WORK INSTRUCTIONS
Print all the entries verbatim.
_ _ _ _
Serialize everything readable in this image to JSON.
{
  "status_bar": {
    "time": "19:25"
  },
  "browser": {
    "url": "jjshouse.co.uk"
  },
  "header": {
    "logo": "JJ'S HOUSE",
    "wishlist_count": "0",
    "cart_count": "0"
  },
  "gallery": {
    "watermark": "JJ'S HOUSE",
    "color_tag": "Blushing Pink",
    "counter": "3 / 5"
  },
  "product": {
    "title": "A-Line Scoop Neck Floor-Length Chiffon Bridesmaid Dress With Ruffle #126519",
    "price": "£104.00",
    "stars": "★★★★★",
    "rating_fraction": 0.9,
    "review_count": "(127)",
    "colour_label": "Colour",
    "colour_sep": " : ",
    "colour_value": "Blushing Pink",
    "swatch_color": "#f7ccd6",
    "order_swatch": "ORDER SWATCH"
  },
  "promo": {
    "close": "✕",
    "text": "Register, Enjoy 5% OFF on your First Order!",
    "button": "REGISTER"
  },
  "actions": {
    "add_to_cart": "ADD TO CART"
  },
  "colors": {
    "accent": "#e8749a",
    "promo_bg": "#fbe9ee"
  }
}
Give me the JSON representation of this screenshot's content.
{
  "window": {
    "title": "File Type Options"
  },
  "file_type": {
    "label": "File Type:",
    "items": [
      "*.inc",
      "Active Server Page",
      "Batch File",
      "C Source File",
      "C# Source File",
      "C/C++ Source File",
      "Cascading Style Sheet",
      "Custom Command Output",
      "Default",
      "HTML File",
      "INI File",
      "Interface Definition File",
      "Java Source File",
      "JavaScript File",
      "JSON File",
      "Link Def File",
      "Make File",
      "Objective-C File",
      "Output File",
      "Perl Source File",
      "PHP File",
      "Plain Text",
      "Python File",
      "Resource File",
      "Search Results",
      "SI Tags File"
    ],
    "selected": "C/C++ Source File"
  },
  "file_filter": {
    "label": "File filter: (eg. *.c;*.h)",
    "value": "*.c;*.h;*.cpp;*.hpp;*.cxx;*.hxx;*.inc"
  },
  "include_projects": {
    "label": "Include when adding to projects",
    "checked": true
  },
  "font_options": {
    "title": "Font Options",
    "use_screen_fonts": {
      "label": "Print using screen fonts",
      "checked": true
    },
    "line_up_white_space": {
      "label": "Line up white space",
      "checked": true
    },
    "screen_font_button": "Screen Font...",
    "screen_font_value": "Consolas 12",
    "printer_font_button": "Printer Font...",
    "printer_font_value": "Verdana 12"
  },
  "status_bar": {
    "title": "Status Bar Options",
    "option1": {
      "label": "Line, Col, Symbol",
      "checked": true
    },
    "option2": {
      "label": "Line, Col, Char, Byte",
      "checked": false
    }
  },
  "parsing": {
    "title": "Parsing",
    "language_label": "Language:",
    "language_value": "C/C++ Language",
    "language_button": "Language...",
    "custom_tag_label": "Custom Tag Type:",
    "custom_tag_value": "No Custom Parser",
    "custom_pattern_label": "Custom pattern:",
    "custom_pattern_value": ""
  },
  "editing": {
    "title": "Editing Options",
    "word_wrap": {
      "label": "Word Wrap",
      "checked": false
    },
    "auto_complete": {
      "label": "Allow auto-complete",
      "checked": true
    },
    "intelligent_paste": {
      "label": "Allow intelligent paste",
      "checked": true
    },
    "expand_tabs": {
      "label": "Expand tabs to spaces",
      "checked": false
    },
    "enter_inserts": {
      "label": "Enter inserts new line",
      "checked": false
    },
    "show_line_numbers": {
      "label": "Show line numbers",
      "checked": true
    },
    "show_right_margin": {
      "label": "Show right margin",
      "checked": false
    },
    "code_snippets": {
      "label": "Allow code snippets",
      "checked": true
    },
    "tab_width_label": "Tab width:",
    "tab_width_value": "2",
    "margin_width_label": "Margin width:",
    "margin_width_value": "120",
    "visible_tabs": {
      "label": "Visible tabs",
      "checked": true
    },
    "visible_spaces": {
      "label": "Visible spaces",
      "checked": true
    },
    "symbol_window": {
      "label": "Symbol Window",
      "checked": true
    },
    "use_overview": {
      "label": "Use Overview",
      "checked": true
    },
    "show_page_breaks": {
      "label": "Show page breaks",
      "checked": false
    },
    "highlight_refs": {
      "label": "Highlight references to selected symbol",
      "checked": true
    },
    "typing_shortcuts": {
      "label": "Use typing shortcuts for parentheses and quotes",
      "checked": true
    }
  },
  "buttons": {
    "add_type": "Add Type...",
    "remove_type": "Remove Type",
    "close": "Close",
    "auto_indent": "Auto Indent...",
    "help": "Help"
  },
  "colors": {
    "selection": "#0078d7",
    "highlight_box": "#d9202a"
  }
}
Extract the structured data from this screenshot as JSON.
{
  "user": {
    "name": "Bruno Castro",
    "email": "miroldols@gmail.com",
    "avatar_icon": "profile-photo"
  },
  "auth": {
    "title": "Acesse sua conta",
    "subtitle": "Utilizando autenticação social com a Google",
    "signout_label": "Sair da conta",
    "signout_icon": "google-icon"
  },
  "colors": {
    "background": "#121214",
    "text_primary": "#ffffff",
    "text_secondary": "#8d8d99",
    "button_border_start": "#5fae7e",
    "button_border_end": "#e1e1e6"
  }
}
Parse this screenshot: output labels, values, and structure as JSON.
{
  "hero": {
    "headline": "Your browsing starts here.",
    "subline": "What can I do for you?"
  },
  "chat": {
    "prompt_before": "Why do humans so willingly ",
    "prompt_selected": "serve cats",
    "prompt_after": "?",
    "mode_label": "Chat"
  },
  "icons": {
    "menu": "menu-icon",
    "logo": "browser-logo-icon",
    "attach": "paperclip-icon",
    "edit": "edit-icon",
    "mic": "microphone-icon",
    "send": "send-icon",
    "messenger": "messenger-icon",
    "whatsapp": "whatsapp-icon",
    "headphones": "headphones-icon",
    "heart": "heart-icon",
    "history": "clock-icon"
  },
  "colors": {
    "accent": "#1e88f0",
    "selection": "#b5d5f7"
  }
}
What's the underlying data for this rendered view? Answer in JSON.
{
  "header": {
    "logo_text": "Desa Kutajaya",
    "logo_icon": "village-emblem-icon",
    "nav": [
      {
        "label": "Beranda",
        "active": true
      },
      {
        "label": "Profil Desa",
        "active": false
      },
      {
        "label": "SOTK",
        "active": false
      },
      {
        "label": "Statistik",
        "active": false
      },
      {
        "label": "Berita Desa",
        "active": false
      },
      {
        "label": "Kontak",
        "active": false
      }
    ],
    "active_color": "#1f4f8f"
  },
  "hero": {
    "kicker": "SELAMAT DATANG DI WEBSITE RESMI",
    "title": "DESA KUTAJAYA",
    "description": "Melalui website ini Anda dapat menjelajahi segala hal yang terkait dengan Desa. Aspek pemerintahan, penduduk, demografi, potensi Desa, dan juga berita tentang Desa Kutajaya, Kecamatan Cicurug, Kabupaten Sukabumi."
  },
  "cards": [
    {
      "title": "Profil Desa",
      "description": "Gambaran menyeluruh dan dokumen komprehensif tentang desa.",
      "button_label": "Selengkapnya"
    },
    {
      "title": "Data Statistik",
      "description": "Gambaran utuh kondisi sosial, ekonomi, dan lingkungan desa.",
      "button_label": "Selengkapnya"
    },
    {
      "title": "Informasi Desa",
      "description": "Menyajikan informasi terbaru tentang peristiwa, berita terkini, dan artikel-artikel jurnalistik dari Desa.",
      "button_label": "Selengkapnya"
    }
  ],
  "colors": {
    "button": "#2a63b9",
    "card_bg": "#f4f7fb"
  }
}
_ _ _ _
ANSWER FOR THIS EXERCISE
Serialize everything readable in this image to JSON.
{
  "status_bar": {
    "time": "19:25"
  },
  "browser": {
    "url": "jjshouse.co.uk"
  },
  "header": {
    "logo": "JJ'S HOUSE",
    "wishlist_count": "0",
    "cart_count": "0"
  },
  "gallery": {
    "watermark": "JJ'S HOUSE",
    "color_tag": "Blushing Pink",
    "counter": "3 / 5"
  },
  "product": {
    "title": "A-Line Scoop Neck Floor-Length Chiffon Bridesmaid Dress With Ruffle #126519",
    "price": "£104.00",
    "stars": "★★★★★",
    "rating_fraction": 0.9,
    "review_count": "(127)",
    "colour_label": "Colour",
    "colour_sep": " : ",
    "colour_value": "Blushing Pink",
    "swatch_color": "#f7ccd6",
    "order_swatch": "ORDER SWATCH"
  },
  "promo": {
    "close": "✕",
    "text": "Register, Enjoy 5% OFF on your First Order!",
    "button": "REGISTER"
  },
  "actions": {
    "add_to_cart": "ADD TO CART"
  },
  "colors": {
    "accent": "#e8749a",
    "promo_bg": "#fbe9ee"
  }
}
Give me the JSON representation of this screenshot's content.
{
  "window": {
    "title": "File Type Options"
  },
  "file_type": {
    "label": "File Type:",
    "items": [
      "*.inc",
      "Active Server Page",
      "Batch File",
      "C Source File",
      "C# Source File",
      "C/C++ Source File",
      "Cascading Style Sheet",
      "Custom Command Output",
      "Default",
      "HTML File",
      "INI File",
      "Interface Definition File",
      "Java Source File",
      "JavaScript File",
      "JSON File",
      "Link Def File",
      "Make File",
      "Objective-C File",
      "Output File",
      "Perl Source File",
      "PHP File",
      "Plain Text",
      "Python File",
      "Resource File",
      "Search Results",
      "SI Tags File"
    ],
    "selected": "C/C++ Source File"
  },
  "file_filter": {
    "label": "File filter: (eg. *.c;*.h)",
    "value": "*.c;*.h;*.cpp;*.hpp;*.cxx;*.hxx;*.inc"
  },
  "include_projects": {
    "label": "Include when adding to projects",
    "checked": true
  },
  "font_options": {
    "title": "Font Options",
    "use_screen_fonts": {
      "label": "Print using screen fonts",
      "checked": true
    },
    "line_up_white_space": {
      "label": "Line up white space",
      "checked": true
    },
    "screen_font_button": "Screen Font...",
    "screen_font_value": "Consolas 12",
    "printer_font_button": "Printer Font...",
    "printer_font_value": "Verdana 12"
  },
  "status_bar": {
    "title": "Status Bar Options",
    "option1": {
      "label": "Line, Col, Symbol",
      "checked": true
    },
    "option2": {
      "label": "Line, Col, Char, Byte",
      "checked": false
    }
  },
  "parsing": {
    "title": "Parsing",
    "language_label": "Language:",
    "language_value": "C/C++ Language",
    "language_button": "Language...",
    "custom_tag_label": "Custom Tag Type:",
    "custom_tag_value": "No Custom Parser",
    "custom_pattern_label": "Custom pattern:",
    "custom_pattern_value": ""
  },
  "editing": {
    "title": "Editing Options",
    "word_wrap": {
      "label": "Word Wrap",
      "checked": false
    },
    "auto_complete": {
      "label": "Allow auto-complete",
      "checked": true
    },
    "intelligent_paste": {
      "label": "Allow intelligent paste",
      "checked": true
    },
    "expand_tabs": {
      "label": "Expand tabs to spaces",
      "checked": false
    },
    "enter_inserts": {
      "label": "Enter inserts new line",
      "checked": false
    },
    "show_line_numbers": {
      "label": "Show line numbers",
      "checked": true
    },
    "show_right_margin": {
      "label": "Show right margin",
      "checked": false
    },
    "code_snippets": {
      "label": "Allow code snippets",
      "checked": true
    },
    "tab_width_label": "Tab width:",
    "tab_width_value": "2",
    "margin_width_label": "Margin width:",
    "margin_width_value": "120",
    "visible_tabs": {
      "label": "Visible tabs",
      "checked": true
    },
    "visible_spaces": {
      "label": "Visible spaces",
      "checked": true
    },
    "symbol_window": {
      "label": "Symbol Window",
      "checked": true
    },
    "use_overview": {
      "label": "Use Overview",
      "checked": true
    },
    "show_page_breaks": {
      "label": "Show page breaks",
      "checked": false
    },
    "highlight_refs": {
      "label": "Highlight references to selected symbol",
      "checked": true
    },
    "typing_shortcuts": {
      "label": "Use typing shortcuts for parentheses and quotes",
      "checked": true
    }
  },
  "buttons": {
    "add_type": "Add Type...",
    "remove_type": "Remove Type",
    "close": "Close",
    "auto_indent": "Auto Indent...",
    "help": "Help"
  },
  "colors": {
    "selection": "#0078d7",
    "highlight_box": "#d9202a"
  }
}
Extract the structured data from this screenshot as JSON.
{
  "user": {
    "name": "Bruno Castro",
    "email": "miroldols@gmail.com",
    "avatar_icon": "profile-photo"
  },
  "auth": {
    "title": "Acesse sua conta",
    "subtitle": "Utilizando autenticação social com a Google",
    "signout_label": "Sair da conta",
    "signout_icon": "google-icon"
  },
  "colors": {
    "background": "#121214",
    "text_primary": "#ffffff",
    "text_secondary": "#8d8d99",
    "button_border_start": "#5fae7e",
    "button_border_end": "#e1e1e6"
  }
}
Parse this screenshot: output labels, values, and structure as JSON.
{
  "hero": {
    "headline": "Your browsing starts here.",
    "subline": "What can I do for you?"
  },
  "chat": {
    "prompt_before": "Why do humans so willingly ",
    "prompt_selected": "serve cats",
    "prompt_after": "?",
    "mode_label": "Chat"
  },
  "icons": {
    "menu": "menu-icon",
    "logo": "browser-logo-icon",
    "attach": "paperclip-icon",
    "edit": "edit-icon",
    "mic": "microphone-icon",
    "send": "send-icon",
    "messenger": "messenger-icon",
    "whatsapp": "whatsapp-icon",
    "headphones": "headphones-icon",
    "heart": "heart-icon",
    "history": "clock-icon"
  },
  "colors": {
    "accent": "#1e88f0",
    "selection": "#b5d5f7"
  }
}
What's the underlying data for this rendered view? Answer in JSON.
{
  "header": {
    "logo_text": "Desa Kutajaya",
    "logo_icon": "village-emblem-icon",
    "nav": [
      {
        "label": "Beranda",
        "active": true
      },
      {
        "label": "Profil Desa",
        "active": false
      },
      {
        "label": "SOTK",
        "active": false
      },
      {
        "label": "Statistik",
        "active": false
      },
      {
        "label": "Berita Desa",
        "active": false
      },
      {
        "label": "Kontak",
        "active": false
      }
    ],
    "active_color": "#1f4f8f"
  },
  "hero": {
    "kicker": "SELAMAT DATANG DI WEBSITE RESMI",
    "title": "DESA KUTAJAYA",
    "description": "Melalui website ini Anda dapat menjelajahi segala hal yang terkait dengan Desa. Aspek pemerintahan, penduduk, demografi, potensi Desa, dan juga berita tentang Desa Kutajaya, Kecamatan Cicurug, Kabupaten Sukabumi."
  },
  "cards": [
    {
      "title": "Profil Desa",
      "description": "Gambaran menyeluruh dan dokumen komprehensif tentang desa.",
      "button_label": "Selengkapnya"
    },
    {
      "title": "Data Statistik",
      "description": "Gambaran utuh kondisi sosial, ekonomi, dan lingkungan desa.",
      "button_label": "Selengkapnya"
    },
    {
      "title": "Informasi Desa",
      "description": "Menyajikan informasi terbaru tentang peristiwa, berita terkini, dan artikel-artikel jurnalistik dari Desa.",
      "button_label": "Selengkapnya"
    }
  ],
  "colors": {
    "button": "#2a63b9",
    "card_bg": "#f4f7fb"
  }
}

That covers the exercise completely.